Data section:

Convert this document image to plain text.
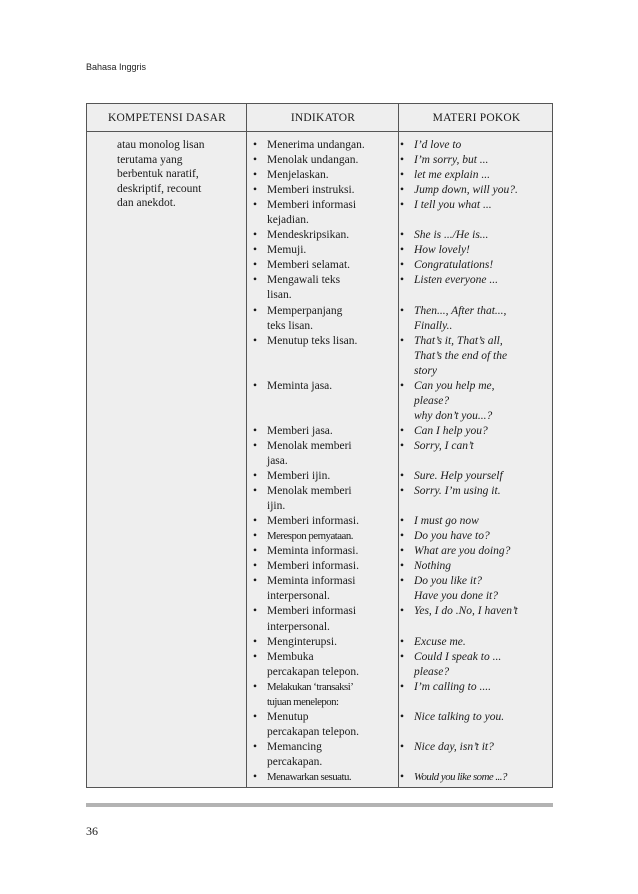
Bahasa Inggris
KOMPETENSI DASAR	INDIKATOR	MATERI POKOK
atau monolog lisan
terutama yang
berbentuk naratif,
deskriptif, recount
dan anekdot.
• Menerima undangan.
• Menolak undangan.
• Menjelaskan.
• Memberi instruksi.
• Memberi informasi

kejadian.
• Mendeskripsikan.
• Memuji.
• Memberi selamat.
• Mengawali teks

lisan.
• Memperpanjang

teks lisan.
• Menutup teks lisan.

• Meminta jasa.

• Memberi jasa.
• Menolak memberi

jasa.
• Memberi ijin.
• Menolak memberi

ijin.
• Memberi informasi.
• Merespon pernyataan.
• Meminta informasi.
• Memberi informasi.
• Meminta informasi

interpersonal.
• Memberi informasi

interpersonal.
• Menginterupsi.
• Membuka

percakapan telepon.
• Melakukan ‘transaksi’

tujuan menelepon:
• Menutup

percakapan telepon.
• Memancing

percakapan.
• Menawarkan sesuatu.
• I’d love to
• I’m sorry, but ...
• let me explain ...
• Jump down, will you?.
• I tell you what ...

• She is .../He is...
• How lovely!
• Congratulations!
• Listen everyone ...

• Then..., After that...,

Finally..
• That’s it, That’s all,

That’s the end of the

story
• Can you help me,

please?

why don’t you...?
• Can I help you?
• Sorry, I can’t

• Sure. Help yourself
• Sorry. I’m using it.

• I must go now
• Do you have to?
• What are you doing?
• Nothing
• Do you like it?

Have you done it?
• Yes, I do .No, I haven’t

• Excuse me.
• Could I speak to ...

please?
• I’m calling to ....

• Nice talking to you.

• Nice day, isn’t it?

• Would you like some ...?
36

What is required: Give only the number of lines in the entries above that contain the string "undangan".

Output for this exercise: 2